## Exercise brief:
Will you quote all of the entries, word for word?

## A run of records:
::::::

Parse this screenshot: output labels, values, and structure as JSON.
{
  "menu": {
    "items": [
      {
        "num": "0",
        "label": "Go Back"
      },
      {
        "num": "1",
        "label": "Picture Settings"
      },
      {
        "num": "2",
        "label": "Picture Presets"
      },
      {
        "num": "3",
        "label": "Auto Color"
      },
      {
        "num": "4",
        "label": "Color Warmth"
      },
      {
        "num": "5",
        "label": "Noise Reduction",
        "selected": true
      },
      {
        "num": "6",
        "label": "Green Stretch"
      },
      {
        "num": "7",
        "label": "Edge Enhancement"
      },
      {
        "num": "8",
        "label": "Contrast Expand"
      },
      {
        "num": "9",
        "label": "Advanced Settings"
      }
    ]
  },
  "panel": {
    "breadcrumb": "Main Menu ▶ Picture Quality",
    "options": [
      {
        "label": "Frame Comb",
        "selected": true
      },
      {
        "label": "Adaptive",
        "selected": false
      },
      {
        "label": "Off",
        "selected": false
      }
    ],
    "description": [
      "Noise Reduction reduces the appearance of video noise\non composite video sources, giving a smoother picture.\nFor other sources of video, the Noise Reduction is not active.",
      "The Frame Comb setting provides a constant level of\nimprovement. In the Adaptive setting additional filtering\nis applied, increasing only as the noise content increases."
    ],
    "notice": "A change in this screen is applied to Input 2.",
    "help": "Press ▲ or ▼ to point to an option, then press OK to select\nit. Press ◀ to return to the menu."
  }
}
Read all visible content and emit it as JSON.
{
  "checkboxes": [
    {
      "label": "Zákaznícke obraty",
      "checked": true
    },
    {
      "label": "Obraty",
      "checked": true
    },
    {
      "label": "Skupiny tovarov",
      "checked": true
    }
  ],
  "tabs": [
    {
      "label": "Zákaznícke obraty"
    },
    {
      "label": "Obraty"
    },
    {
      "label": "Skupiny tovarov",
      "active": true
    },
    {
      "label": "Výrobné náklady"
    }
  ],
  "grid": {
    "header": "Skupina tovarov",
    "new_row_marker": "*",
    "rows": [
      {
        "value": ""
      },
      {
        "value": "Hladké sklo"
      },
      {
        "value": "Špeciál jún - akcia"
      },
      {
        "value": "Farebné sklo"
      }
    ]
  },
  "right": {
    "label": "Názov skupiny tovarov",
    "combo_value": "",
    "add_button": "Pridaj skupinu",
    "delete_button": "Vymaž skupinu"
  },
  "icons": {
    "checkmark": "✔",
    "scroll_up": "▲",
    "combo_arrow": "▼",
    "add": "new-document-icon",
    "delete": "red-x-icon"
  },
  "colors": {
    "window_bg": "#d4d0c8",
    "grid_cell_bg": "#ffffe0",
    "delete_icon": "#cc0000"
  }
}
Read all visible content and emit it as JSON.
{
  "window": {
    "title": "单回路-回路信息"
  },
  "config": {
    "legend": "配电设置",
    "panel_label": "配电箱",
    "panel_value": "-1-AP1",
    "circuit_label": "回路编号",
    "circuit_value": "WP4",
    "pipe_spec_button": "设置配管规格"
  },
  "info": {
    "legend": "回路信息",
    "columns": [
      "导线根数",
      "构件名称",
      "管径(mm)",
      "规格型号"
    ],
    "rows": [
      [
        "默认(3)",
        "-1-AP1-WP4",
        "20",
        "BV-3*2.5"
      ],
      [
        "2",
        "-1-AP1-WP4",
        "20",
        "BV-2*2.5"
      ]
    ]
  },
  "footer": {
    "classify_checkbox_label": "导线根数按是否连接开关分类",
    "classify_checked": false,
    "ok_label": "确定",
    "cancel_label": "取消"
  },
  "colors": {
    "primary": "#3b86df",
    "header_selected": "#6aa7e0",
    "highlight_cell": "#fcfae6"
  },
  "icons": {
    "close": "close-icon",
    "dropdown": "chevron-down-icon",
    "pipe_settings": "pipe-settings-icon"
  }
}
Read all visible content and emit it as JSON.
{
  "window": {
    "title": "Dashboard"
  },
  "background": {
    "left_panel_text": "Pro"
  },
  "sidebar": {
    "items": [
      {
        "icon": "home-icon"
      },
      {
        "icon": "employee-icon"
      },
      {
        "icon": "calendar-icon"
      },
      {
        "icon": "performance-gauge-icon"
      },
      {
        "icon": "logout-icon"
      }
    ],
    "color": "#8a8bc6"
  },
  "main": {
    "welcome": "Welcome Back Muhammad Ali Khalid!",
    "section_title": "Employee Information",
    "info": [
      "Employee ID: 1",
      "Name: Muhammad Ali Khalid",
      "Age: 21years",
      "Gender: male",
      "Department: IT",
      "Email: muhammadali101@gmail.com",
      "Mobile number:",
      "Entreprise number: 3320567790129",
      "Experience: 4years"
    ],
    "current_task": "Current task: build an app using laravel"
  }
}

::::::

## Complete response:
Parse this screenshot: output labels, values, and structure as JSON.
{
  "menu": {
    "items": [
      {
        "num": "0",
        "label": "Go Back"
      },
      {
        "num": "1",
        "label": "Picture Settings"
      },
      {
        "num": "2",
        "label": "Picture Presets"
      },
      {
        "num": "3",
        "label": "Auto Color"
      },
      {
        "num": "4",
        "label": "Color Warmth"
      },
      {
        "num": "5",
        "label": "Noise Reduction",
        "selected": true
      },
      {
        "num": "6",
        "label": "Green Stretch"
      },
      {
        "num": "7",
        "label": "Edge Enhancement"
      },
      {
        "num": "8",
        "label": "Contrast Expand"
      },
      {
        "num": "9",
        "label": "Advanced Settings"
      }
    ]
  },
  "panel": {
    "breadcrumb": "Main Menu ▶ Picture Quality",
    "options": [
      {
        "label": "Frame Comb",
        "selected": true
      },
      {
        "label": "Adaptive",
        "selected": false
      },
      {
        "label": "Off",
        "selected": false
      }
    ],
    "description": [
      "Noise Reduction reduces the appearance of video noise\non composite video sources, giving a smoother picture.\nFor other sources of video, the Noise Reduction is not active.",
      "The Frame Comb setting provides a constant level of\nimprovement. In the Adaptive setting additional filtering\nis applied, increasing only as the noise content increases."
    ],
    "notice": "A change in this screen is applied to Input 2.",
    "help": "Press ▲ or ▼ to point to an option, then press OK to select\nit. Press ◀ to return to the menu."
  }
}
Read all visible content and emit it as JSON.
{
  "checkboxes": [
    {
      "label": "Zákaznícke obraty",
      "checked": true
    },
    {
      "label": "Obraty",
      "checked": true
    },
    {
      "label": "Skupiny tovarov",
      "checked": true
    }
  ],
  "tabs": [
    {
      "label": "Zákaznícke obraty"
    },
    {
      "label": "Obraty"
    },
    {
      "label": "Skupiny tovarov",
      "active": true
    },
    {
      "label": "Výrobné náklady"
    }
  ],
  "grid": {
    "header": "Skupina tovarov",
    "new_row_marker": "*",
    "rows": [
      {
        "value": ""
      },
      {
        "value": "Hladké sklo"
      },
      {
        "value": "Špeciál jún - akcia"
      },
      {
        "value": "Farebné sklo"
      }
    ]
  },
  "right": {
    "label": "Názov skupiny tovarov",
    "combo_value": "",
    "add_button": "Pridaj skupinu",
    "delete_button": "Vymaž skupinu"
  },
  "icons": {
    "checkmark": "✔",
    "scroll_up": "▲",
    "combo_arrow": "▼",
    "add": "new-document-icon",
    "delete": "red-x-icon"
  },
  "colors": {
    "window_bg": "#d4d0c8",
    "grid_cell_bg": "#ffffe0",
    "delete_icon": "#cc0000"
  }
}
Read all visible content and emit it as JSON.
{
  "window": {
    "title": "单回路-回路信息"
  },
  "config": {
    "legend": "配电设置",
    "panel_label": "配电箱",
    "panel_value": "-1-AP1",
    "circuit_label": "回路编号",
    "circuit_value": "WP4",
    "pipe_spec_button": "设置配管规格"
  },
  "info": {
    "legend": "回路信息",
    "columns": [
      "导线根数",
      "构件名称",
      "管径(mm)",
      "规格型号"
    ],
    "rows": [
      [
        "默认(3)",
        "-1-AP1-WP4",
        "20",
        "BV-3*2.5"
      ],
      [
        "2",
        "-1-AP1-WP4",
        "20",
        "BV-2*2.5"
      ]
    ]
  },
  "footer": {
    "classify_checkbox_label": "导线根数按是否连接开关分类",
    "classify_checked": false,
    "ok_label": "确定",
    "cancel_label": "取消"
  },
  "colors": {
    "primary": "#3b86df",
    "header_selected": "#6aa7e0",
    "highlight_cell": "#fcfae6"
  },
  "icons": {
    "close": "close-icon",
    "dropdown": "chevron-down-icon",
    "pipe_settings": "pipe-settings-icon"
  }
}
Read all visible content and emit it as JSON.
{
  "window": {
    "title": "Dashboard"
  },
  "background": {
    "left_panel_text": "Pro"
  },
  "sidebar": {
    "items": [
      {
        "icon": "home-icon"
      },
      {
        "icon": "employee-icon"
      },
      {
        "icon": "calendar-icon"
      },
      {
        "icon": "performance-gauge-icon"
      },
      {
        "icon": "logout-icon"
      }
    ],
    "color": "#8a8bc6"
  },
  "main": {
    "welcome": "Welcome Back Muhammad Ali Khalid!",
    "section_title": "Employee Information",
    "info": [
      "Employee ID: 1",
      "Name: Muhammad Ali Khalid",
      "Age: 21years",
      "Gender: male",
      "Department: IT",
      "Email: muhammadali101@gmail.com",
      "Mobile number:",
      "Entreprise number: 3320567790129",
      "Experience: 4years"
    ],
    "current_task": "Current task: build an app using laravel"
  }
}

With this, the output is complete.